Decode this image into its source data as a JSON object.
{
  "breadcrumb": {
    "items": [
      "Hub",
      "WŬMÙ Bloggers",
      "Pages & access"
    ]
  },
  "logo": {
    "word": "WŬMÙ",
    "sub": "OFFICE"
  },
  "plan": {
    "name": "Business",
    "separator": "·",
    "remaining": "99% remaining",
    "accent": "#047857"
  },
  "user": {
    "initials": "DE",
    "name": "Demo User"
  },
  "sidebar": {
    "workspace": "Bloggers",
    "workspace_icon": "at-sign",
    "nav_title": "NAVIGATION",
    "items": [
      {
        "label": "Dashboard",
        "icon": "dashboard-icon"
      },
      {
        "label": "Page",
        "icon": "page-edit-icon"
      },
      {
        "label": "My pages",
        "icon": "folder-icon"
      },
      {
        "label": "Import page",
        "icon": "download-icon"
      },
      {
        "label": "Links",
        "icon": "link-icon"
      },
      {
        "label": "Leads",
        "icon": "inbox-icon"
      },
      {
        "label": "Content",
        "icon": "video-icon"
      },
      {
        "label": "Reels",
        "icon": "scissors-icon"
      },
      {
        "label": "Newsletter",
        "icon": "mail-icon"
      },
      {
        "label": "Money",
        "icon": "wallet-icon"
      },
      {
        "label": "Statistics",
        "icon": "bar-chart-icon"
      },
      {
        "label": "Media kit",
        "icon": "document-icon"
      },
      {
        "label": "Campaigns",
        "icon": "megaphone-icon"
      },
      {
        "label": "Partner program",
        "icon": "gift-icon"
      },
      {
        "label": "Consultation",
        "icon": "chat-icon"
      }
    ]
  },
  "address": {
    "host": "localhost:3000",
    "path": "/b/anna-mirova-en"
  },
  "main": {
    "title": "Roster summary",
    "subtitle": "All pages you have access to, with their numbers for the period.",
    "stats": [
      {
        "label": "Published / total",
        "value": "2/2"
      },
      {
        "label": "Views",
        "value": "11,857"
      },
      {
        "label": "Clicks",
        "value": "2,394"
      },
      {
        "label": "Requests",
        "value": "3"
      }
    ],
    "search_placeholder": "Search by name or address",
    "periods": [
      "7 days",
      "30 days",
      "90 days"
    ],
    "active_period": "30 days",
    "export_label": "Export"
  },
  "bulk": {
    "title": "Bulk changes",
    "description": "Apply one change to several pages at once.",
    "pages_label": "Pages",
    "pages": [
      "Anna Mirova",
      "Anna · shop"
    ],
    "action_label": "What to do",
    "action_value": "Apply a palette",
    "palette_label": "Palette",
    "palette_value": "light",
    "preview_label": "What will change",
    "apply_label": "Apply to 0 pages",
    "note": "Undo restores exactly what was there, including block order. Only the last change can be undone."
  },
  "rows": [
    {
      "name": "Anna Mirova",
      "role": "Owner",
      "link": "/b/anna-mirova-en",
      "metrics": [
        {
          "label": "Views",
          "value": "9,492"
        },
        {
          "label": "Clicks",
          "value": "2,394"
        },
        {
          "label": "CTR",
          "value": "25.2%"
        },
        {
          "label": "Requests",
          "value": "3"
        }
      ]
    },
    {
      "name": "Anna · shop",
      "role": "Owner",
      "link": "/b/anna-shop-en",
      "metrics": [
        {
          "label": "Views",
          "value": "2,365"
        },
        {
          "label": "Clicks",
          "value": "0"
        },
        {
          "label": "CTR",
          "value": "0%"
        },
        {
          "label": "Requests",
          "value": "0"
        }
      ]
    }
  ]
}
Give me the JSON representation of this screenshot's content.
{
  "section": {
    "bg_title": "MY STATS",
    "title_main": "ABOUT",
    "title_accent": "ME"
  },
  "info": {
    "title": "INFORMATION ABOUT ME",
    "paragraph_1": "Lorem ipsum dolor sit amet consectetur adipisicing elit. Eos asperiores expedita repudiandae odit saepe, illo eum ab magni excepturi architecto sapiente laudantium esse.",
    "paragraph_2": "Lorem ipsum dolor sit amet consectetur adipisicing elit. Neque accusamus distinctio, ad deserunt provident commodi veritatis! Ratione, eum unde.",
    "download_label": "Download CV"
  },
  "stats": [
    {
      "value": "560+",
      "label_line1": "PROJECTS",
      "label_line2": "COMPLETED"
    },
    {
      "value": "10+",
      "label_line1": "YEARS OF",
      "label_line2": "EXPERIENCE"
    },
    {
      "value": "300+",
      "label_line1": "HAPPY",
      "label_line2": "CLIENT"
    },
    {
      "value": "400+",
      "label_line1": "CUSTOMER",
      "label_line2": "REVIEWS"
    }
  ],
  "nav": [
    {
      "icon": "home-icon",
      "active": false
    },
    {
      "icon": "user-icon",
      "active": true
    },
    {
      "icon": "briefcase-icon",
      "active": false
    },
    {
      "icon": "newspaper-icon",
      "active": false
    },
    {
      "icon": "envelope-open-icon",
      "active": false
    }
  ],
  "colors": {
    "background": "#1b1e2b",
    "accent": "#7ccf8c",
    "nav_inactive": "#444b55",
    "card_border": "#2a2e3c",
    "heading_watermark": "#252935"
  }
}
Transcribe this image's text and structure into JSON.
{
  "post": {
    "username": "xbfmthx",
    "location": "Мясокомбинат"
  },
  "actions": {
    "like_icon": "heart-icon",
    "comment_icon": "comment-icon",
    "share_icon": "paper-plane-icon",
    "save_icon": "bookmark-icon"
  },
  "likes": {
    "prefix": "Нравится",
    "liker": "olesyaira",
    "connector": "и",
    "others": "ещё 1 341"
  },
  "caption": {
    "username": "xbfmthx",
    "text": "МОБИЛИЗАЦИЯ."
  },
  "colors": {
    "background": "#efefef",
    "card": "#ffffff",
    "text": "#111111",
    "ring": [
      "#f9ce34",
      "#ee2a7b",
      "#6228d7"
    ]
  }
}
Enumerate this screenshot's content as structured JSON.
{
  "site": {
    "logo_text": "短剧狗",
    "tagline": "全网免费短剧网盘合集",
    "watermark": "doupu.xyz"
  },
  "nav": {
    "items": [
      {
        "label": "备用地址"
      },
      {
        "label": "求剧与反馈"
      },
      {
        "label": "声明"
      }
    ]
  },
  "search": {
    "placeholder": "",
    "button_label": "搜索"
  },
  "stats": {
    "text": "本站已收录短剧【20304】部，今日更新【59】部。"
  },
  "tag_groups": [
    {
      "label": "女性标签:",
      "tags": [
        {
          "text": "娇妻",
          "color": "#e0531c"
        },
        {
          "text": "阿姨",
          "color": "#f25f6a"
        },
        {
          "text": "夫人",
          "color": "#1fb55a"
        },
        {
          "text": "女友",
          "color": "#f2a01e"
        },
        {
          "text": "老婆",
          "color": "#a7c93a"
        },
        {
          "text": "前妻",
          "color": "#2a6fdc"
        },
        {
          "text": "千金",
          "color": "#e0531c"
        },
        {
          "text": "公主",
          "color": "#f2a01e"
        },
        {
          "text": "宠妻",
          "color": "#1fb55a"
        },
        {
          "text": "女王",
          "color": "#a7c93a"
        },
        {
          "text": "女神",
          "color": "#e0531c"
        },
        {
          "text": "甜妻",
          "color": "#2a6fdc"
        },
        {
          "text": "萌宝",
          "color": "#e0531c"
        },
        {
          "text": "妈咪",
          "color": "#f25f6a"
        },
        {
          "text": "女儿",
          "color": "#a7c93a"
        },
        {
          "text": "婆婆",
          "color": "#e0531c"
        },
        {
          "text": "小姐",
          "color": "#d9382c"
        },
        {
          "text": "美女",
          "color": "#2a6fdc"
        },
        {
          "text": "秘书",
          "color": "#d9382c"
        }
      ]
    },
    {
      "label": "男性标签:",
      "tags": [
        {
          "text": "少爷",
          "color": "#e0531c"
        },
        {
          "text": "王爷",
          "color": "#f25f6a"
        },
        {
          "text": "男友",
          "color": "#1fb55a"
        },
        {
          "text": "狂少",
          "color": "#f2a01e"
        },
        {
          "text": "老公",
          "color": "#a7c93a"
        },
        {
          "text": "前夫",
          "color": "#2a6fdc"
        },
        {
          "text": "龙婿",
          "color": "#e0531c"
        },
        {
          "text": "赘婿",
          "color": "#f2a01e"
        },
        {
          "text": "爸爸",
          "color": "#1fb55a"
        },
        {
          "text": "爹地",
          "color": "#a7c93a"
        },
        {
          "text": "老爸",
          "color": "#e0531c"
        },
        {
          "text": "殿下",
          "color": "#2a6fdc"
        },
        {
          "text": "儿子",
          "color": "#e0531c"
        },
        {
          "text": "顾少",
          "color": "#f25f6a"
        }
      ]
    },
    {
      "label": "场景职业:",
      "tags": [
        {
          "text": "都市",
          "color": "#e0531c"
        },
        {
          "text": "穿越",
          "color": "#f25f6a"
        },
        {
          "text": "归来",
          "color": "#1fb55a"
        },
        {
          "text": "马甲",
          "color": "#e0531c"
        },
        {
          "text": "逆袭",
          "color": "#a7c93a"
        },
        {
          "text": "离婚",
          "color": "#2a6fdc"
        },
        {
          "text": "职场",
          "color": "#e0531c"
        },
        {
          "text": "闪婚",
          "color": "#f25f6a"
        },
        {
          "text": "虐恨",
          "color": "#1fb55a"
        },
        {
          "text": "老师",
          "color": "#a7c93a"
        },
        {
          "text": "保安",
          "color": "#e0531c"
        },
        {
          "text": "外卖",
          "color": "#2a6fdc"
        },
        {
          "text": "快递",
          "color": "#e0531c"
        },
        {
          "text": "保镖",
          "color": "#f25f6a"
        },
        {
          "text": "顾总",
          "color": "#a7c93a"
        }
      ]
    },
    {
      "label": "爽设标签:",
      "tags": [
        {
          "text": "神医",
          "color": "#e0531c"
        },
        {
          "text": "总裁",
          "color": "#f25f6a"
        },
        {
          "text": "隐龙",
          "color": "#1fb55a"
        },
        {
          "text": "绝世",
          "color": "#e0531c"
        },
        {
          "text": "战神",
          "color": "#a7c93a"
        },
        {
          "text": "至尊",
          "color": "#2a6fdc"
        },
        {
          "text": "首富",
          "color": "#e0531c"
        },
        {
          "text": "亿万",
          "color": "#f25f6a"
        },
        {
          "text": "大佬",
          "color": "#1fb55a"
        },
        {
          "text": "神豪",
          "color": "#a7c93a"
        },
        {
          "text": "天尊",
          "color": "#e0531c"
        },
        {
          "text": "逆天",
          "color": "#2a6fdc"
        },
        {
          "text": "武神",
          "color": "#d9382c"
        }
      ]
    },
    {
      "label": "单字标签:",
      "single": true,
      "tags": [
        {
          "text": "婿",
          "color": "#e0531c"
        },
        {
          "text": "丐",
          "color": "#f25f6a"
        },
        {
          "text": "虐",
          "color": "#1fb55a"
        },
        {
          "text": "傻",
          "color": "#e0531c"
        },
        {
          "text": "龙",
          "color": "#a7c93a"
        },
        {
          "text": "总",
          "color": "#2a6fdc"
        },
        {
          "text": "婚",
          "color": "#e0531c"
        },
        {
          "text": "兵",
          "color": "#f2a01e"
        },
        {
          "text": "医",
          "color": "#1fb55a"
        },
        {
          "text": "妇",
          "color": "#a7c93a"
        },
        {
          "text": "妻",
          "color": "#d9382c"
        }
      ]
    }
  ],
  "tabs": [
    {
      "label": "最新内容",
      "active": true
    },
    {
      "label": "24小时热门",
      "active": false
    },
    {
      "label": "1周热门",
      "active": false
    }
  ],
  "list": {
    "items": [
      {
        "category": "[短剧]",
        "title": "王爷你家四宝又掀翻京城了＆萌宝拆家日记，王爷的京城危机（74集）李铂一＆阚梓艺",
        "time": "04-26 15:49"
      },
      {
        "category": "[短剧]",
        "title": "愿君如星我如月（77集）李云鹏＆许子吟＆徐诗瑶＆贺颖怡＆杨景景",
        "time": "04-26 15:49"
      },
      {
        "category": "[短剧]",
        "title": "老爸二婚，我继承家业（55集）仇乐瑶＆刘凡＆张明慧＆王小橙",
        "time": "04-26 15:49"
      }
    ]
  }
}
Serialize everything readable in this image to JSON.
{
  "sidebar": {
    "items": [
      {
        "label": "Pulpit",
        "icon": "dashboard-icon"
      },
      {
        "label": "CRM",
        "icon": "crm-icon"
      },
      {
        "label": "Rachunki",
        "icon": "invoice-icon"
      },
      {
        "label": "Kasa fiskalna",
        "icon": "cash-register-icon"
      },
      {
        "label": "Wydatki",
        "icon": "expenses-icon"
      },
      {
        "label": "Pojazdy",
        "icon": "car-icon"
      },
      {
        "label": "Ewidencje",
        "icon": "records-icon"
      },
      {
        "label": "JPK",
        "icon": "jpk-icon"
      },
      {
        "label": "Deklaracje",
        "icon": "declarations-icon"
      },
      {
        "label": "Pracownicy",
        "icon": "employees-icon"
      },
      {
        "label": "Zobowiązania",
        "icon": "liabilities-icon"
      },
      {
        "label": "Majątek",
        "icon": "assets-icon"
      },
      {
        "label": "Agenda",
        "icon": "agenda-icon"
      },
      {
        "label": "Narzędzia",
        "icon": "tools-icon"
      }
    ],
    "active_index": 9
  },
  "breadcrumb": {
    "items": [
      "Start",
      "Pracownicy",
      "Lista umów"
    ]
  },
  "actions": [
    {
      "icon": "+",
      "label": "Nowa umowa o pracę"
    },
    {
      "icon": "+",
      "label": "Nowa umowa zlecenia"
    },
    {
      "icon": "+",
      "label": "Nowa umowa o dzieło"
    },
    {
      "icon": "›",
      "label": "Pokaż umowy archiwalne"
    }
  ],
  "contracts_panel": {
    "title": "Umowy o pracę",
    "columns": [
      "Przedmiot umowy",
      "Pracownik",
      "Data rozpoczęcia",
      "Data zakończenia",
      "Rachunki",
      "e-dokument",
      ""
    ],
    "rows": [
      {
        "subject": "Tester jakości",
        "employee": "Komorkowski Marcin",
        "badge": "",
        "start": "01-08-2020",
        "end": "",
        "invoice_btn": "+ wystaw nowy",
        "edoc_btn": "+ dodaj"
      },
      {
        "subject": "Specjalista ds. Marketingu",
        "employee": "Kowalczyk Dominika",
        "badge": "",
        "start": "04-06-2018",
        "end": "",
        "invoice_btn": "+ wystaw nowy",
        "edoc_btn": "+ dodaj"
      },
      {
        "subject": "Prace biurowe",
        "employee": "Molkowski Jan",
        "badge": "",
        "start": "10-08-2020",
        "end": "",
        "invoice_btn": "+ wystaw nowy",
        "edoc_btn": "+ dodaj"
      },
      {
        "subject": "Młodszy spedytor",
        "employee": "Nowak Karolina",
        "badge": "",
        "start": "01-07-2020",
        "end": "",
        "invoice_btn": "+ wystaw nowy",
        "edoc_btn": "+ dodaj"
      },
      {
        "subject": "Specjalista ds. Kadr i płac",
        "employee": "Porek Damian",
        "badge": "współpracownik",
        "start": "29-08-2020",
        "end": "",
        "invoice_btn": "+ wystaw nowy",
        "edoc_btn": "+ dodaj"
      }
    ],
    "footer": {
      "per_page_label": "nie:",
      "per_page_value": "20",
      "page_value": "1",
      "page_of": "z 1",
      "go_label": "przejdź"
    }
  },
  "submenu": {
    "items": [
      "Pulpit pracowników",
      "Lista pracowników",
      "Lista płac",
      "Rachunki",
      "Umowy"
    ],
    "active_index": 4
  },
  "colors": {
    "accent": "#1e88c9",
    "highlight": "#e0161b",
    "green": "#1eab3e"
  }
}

::::::::

*TASK OBJECTIVE:*
Select every line of the material above holding the word "adipisicing" and copy it.

*CORRECT RESULT:*
    "paragraph_1": "Lorem ipsum dolor sit amet consectetur adipisicing elit. Eos asperiores expedita repudiandae odit saepe, illo eum ab magni excepturi architecto sapiente laudantium esse.",
    "paragraph_2": "Lorem ipsum dolor sit amet consectetur adipisicing elit. Neque accusamus distinctio, ad deserunt provident commodi veritatis! Ratione, eum unde.",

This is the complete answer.